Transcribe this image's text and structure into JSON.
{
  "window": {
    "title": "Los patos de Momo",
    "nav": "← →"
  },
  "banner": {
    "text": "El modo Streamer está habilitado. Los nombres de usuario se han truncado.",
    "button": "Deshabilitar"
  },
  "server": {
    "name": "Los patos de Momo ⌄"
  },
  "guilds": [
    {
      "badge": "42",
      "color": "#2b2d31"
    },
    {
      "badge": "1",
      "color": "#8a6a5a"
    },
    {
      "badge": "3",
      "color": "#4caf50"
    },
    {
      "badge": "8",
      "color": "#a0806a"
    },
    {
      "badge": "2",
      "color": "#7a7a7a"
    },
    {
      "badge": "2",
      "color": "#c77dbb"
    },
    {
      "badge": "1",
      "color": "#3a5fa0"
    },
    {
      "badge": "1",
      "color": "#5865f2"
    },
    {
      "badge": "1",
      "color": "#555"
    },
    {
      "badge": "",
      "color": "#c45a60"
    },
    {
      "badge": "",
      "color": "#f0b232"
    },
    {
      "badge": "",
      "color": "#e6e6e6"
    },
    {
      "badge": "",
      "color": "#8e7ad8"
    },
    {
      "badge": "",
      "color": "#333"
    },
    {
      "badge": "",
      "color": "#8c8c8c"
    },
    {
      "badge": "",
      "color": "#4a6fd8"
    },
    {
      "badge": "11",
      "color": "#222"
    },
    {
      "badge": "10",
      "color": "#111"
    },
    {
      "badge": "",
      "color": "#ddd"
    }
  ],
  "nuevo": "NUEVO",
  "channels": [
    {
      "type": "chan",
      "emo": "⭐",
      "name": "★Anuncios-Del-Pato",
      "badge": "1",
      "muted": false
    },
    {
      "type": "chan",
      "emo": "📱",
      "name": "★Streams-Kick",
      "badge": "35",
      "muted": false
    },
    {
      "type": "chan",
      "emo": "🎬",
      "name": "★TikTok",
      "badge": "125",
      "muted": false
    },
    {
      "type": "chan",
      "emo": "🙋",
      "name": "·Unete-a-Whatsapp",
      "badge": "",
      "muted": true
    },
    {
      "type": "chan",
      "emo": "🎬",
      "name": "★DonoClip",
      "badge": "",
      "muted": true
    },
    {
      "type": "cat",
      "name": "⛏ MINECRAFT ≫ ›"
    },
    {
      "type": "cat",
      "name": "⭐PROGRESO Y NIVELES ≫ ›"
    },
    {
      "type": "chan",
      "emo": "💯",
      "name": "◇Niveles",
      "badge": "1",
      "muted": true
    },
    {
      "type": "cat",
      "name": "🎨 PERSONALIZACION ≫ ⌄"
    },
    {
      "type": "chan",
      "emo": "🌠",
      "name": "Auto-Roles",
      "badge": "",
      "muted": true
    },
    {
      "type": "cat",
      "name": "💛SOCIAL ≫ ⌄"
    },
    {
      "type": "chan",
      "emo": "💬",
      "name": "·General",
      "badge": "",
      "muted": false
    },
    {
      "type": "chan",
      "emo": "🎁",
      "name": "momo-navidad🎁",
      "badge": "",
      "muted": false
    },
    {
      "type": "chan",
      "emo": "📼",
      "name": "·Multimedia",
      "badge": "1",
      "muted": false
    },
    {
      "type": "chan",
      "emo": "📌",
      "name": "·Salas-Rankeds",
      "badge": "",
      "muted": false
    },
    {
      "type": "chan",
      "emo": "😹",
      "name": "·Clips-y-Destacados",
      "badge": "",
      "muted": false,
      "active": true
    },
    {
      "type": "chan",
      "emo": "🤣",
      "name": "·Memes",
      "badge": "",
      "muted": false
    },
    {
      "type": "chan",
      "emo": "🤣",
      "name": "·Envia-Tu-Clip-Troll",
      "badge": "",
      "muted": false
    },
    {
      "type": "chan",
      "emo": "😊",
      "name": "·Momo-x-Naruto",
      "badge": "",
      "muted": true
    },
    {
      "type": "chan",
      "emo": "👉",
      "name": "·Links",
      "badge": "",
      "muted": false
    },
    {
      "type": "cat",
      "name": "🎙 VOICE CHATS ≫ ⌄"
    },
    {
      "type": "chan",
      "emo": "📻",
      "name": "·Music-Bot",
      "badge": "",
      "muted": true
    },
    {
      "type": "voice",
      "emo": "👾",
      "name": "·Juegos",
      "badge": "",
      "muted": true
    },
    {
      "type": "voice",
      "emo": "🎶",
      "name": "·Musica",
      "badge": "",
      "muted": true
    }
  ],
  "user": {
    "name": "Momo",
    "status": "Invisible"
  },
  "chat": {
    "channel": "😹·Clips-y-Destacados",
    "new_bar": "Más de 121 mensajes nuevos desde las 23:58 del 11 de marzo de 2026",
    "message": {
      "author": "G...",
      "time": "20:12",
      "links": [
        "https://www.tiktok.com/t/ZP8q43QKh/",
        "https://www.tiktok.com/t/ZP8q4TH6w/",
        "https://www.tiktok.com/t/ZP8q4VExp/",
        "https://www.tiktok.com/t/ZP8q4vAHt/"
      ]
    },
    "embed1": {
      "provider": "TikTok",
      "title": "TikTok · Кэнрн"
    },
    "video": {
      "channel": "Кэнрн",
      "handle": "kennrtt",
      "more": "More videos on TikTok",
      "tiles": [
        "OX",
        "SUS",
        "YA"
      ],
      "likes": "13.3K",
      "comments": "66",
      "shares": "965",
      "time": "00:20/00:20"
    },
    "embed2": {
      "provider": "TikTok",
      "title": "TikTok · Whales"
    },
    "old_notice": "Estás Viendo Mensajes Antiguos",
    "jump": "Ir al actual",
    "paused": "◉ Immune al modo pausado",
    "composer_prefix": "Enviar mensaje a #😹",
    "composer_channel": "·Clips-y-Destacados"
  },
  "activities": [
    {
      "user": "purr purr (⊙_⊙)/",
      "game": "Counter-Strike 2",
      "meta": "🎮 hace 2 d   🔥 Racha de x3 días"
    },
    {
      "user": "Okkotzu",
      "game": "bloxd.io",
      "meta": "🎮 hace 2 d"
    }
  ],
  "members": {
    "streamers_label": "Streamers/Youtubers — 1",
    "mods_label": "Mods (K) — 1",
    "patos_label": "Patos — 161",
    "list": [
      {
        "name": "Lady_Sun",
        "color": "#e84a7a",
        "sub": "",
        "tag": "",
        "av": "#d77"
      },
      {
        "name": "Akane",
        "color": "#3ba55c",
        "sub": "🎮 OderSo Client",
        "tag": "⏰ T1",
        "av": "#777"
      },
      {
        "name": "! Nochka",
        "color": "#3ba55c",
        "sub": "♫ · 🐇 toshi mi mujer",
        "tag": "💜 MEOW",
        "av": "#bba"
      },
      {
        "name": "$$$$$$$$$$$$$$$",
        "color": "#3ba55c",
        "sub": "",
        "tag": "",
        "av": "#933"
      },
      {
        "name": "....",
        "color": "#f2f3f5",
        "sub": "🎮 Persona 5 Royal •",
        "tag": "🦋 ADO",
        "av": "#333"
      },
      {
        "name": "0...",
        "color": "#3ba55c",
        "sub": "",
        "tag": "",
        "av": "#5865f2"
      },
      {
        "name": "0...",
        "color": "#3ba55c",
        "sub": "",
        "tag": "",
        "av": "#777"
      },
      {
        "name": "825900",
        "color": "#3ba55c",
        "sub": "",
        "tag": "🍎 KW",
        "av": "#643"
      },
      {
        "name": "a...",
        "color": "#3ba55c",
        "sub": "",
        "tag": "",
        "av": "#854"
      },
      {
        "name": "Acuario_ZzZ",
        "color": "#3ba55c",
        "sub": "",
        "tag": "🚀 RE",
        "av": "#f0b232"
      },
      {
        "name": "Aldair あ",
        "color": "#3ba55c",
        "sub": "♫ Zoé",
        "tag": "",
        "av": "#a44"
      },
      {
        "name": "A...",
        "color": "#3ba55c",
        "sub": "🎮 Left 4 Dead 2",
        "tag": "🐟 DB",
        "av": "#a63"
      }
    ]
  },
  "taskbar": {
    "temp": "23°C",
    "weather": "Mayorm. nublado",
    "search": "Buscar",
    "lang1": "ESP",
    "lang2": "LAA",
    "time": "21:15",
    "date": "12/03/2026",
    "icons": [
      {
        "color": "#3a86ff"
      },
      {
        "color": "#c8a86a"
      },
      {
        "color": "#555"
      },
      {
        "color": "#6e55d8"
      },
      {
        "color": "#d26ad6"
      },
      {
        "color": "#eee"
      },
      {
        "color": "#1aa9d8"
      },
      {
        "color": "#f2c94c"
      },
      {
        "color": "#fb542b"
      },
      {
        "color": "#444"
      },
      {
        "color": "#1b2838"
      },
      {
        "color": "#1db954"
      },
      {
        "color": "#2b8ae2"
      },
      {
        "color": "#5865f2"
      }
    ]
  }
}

○ ○ ○ ○ ○

• [WHAT IS ASKED] Locate all lines that include the word "modo" and copy them out.

• [OUTPUT OF THE TASK]
    "text": "El modo Streamer está habilitado. Los nombres de usuario se han truncado.",
    "paused": "◉ Immune al modo pausado",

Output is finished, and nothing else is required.